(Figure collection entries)

________

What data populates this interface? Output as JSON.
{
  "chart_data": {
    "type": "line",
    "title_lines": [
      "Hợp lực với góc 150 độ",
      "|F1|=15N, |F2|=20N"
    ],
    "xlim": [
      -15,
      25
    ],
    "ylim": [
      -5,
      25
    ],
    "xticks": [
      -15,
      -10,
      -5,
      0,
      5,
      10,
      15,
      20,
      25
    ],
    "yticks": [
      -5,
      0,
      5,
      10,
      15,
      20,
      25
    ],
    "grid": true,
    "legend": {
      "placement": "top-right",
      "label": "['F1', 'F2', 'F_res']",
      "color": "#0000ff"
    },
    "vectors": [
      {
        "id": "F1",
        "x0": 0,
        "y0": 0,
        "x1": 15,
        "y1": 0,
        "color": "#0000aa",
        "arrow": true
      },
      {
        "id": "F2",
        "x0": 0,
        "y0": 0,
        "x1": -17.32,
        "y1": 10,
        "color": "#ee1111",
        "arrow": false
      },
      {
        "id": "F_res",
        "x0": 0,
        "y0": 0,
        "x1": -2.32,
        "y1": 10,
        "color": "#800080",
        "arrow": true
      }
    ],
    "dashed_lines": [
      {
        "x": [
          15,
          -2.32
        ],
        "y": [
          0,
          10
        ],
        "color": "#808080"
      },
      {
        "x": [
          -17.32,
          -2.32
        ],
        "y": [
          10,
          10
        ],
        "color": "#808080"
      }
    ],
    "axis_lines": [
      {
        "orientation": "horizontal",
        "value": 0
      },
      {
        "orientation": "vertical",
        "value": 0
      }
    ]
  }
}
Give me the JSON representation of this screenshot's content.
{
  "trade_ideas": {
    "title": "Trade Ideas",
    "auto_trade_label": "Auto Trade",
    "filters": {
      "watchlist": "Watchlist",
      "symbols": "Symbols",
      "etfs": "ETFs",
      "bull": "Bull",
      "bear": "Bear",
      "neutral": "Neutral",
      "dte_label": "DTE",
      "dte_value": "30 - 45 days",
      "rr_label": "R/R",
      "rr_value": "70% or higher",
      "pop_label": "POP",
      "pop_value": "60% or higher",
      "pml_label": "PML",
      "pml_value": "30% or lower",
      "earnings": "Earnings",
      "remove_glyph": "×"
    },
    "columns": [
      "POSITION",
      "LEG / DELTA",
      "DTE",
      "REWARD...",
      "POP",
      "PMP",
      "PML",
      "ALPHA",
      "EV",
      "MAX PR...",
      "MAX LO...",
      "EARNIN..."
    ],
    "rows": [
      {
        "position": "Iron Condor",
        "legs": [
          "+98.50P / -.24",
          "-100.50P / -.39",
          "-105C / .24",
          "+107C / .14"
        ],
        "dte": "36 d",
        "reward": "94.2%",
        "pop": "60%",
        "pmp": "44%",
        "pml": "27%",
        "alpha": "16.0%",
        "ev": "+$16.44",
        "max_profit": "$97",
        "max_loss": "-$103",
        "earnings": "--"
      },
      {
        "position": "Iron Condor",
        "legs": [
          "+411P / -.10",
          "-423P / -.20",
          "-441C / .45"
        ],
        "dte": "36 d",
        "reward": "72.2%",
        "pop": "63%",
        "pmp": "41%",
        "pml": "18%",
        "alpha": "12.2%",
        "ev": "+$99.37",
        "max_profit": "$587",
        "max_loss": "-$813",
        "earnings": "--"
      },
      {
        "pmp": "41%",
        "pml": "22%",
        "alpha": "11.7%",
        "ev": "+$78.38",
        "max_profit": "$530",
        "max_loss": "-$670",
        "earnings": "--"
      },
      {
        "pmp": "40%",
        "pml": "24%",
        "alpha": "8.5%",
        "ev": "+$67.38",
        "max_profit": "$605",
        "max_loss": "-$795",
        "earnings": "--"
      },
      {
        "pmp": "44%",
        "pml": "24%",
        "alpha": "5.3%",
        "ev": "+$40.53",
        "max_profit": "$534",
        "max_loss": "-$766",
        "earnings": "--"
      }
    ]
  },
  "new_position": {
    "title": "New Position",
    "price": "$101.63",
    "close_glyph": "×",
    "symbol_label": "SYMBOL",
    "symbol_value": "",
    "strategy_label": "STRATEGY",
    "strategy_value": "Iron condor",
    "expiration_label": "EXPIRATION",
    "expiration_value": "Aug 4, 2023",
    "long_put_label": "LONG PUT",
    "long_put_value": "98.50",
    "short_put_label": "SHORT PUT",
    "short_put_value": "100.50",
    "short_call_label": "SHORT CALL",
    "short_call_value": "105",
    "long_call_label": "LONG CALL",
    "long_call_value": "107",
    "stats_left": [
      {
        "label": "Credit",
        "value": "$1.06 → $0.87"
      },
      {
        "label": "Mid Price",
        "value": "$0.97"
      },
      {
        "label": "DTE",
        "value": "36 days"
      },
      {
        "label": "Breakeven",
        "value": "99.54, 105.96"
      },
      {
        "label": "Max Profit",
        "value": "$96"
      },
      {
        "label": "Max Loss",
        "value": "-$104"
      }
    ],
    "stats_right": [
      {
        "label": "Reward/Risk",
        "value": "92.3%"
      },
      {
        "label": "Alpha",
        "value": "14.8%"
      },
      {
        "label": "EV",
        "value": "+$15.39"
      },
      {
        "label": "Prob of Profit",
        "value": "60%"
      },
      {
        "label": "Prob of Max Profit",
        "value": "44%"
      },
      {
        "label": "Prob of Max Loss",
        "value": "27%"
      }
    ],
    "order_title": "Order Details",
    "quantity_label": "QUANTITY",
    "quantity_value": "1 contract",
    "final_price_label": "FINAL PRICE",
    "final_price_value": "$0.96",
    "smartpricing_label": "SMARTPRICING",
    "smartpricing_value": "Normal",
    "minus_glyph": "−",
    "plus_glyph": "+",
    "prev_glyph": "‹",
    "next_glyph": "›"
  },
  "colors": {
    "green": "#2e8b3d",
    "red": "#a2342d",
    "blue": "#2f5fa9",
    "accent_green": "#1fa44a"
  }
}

________

Instructions for the task
Pull out each record as written and restate it exactly.

Answer to this problem
What data populates this interface? Output as JSON.
{
  "chart_data": {
    "type": "line",
    "title_lines": [
      "Hợp lực với góc 150 độ",
      "|F1|=15N, |F2|=20N"
    ],
    "xlim": [
      -15,
      25
    ],
    "ylim": [
      -5,
      25
    ],
    "xticks": [
      -15,
      -10,
      -5,
      0,
      5,
      10,
      15,
      20,
      25
    ],
    "yticks": [
      -5,
      0,
      5,
      10,
      15,
      20,
      25
    ],
    "grid": true,
    "legend": {
      "placement": "top-right",
      "label": "['F1', 'F2', 'F_res']",
      "color": "#0000ff"
    },
    "vectors": [
      {
        "id": "F1",
        "x0": 0,
        "y0": 0,
        "x1": 15,
        "y1": 0,
        "color": "#0000aa",
        "arrow": true
      },
      {
        "id": "F2",
        "x0": 0,
        "y0": 0,
        "x1": -17.32,
        "y1": 10,
        "color": "#ee1111",
        "arrow": false
      },
      {
        "id": "F_res",
        "x0": 0,
        "y0": 0,
        "x1": -2.32,
        "y1": 10,
        "color": "#800080",
        "arrow": true
      }
    ],
    "dashed_lines": [
      {
        "x": [
          15,
          -2.32
        ],
        "y": [
          0,
          10
        ],
        "color": "#808080"
      },
      {
        "x": [
          -17.32,
          -2.32
        ],
        "y": [
          10,
          10
        ],
        "color": "#808080"
      }
    ],
    "axis_lines": [
      {
        "orientation": "horizontal",
        "value": 0
      },
      {
        "orientation": "vertical",
        "value": 0
      }
    ]
  }
}
Give me the JSON representation of this screenshot's content.
{
  "trade_ideas": {
    "title": "Trade Ideas",
    "auto_trade_label": "Auto Trade",
    "filters": {
      "watchlist": "Watchlist",
      "symbols": "Symbols",
      "etfs": "ETFs",
      "bull": "Bull",
      "bear": "Bear",
      "neutral": "Neutral",
      "dte_label": "DTE",
      "dte_value": "30 - 45 days",
      "rr_label": "R/R",
      "rr_value": "70% or higher",
      "pop_label": "POP",
      "pop_value": "60% or higher",
      "pml_label": "PML",
      "pml_value": "30% or lower",
      "earnings": "Earnings",
      "remove_glyph": "×"
    },
    "columns": [
      "POSITION",
      "LEG / DELTA",
      "DTE",
      "REWARD...",
      "POP",
      "PMP",
      "PML",
      "ALPHA",
      "EV",
      "MAX PR...",
      "MAX LO...",
      "EARNIN..."
    ],
    "rows": [
      {
        "position": "Iron Condor",
        "legs": [
          "+98.50P / -.24",
          "-100.50P / -.39",
          "-105C / .24",
          "+107C / .14"
        ],
        "dte": "36 d",
        "reward": "94.2%",
        "pop": "60%",
        "pmp": "44%",
        "pml": "27%",
        "alpha": "16.0%",
        "ev": "+$16.44",
        "max_profit": "$97",
        "max_loss": "-$103",
        "earnings": "--"
      },
      {
        "position": "Iron Condor",
        "legs": [
          "+411P / -.10",
          "-423P / -.20",
          "-441C / .45"
        ],
        "dte": "36 d",
        "reward": "72.2%",
        "pop": "63%",
        "pmp": "41%",
        "pml": "18%",
        "alpha": "12.2%",
        "ev": "+$99.37",
        "max_profit": "$587",
        "max_loss": "-$813",
        "earnings": "--"
      },
      {
        "pmp": "41%",
        "pml": "22%",
        "alpha": "11.7%",
        "ev": "+$78.38",
        "max_profit": "$530",
        "max_loss": "-$670",
        "earnings": "--"
      },
      {
        "pmp": "40%",
        "pml": "24%",
        "alpha": "8.5%",
        "ev": "+$67.38",
        "max_profit": "$605",
        "max_loss": "-$795",
        "earnings": "--"
      },
      {
        "pmp": "44%",
        "pml": "24%",
        "alpha": "5.3%",
        "ev": "+$40.53",
        "max_profit": "$534",
        "max_loss": "-$766",
        "earnings": "--"
      }
    ]
  },
  "new_position": {
    "title": "New Position",
    "price": "$101.63",
    "close_glyph": "×",
    "symbol_label": "SYMBOL",
    "symbol_value": "",
    "strategy_label": "STRATEGY",
    "strategy_value": "Iron condor",
    "expiration_label": "EXPIRATION",
    "expiration_value": "Aug 4, 2023",
    "long_put_label": "LONG PUT",
    "long_put_value": "98.50",
    "short_put_label": "SHORT PUT",
    "short_put_value": "100.50",
    "short_call_label": "SHORT CALL",
    "short_call_value": "105",
    "long_call_label": "LONG CALL",
    "long_call_value": "107",
    "stats_left": [
      {
        "label": "Credit",
        "value": "$1.06 → $0.87"
      },
      {
        "label": "Mid Price",
        "value": "$0.97"
      },
      {
        "label": "DTE",
        "value": "36 days"
      },
      {
        "label": "Breakeven",
        "value": "99.54, 105.96"
      },
      {
        "label": "Max Profit",
        "value": "$96"
      },
      {
        "label": "Max Loss",
        "value": "-$104"
      }
    ],
    "stats_right": [
      {
        "label": "Reward/Risk",
        "value": "92.3%"
      },
      {
        "label": "Alpha",
        "value": "14.8%"
      },
      {
        "label": "EV",
        "value": "+$15.39"
      },
      {
        "label": "Prob of Profit",
        "value": "60%"
      },
      {
        "label": "Prob of Max Profit",
        "value": "44%"
      },
      {
        "label": "Prob of Max Loss",
        "value": "27%"
      }
    ],
    "order_title": "Order Details",
    "quantity_label": "QUANTITY",
    "quantity_value": "1 contract",
    "final_price_label": "FINAL PRICE",
    "final_price_value": "$0.96",
    "smartpricing_label": "SMARTPRICING",
    "smartpricing_value": "Normal",
    "minus_glyph": "−",
    "plus_glyph": "+",
    "prev_glyph": "‹",
    "next_glyph": "›"
  },
  "colors": {
    "green": "#2e8b3d",
    "red": "#a2342d",
    "blue": "#2f5fa9",
    "accent_green": "#1fa44a"
  }
}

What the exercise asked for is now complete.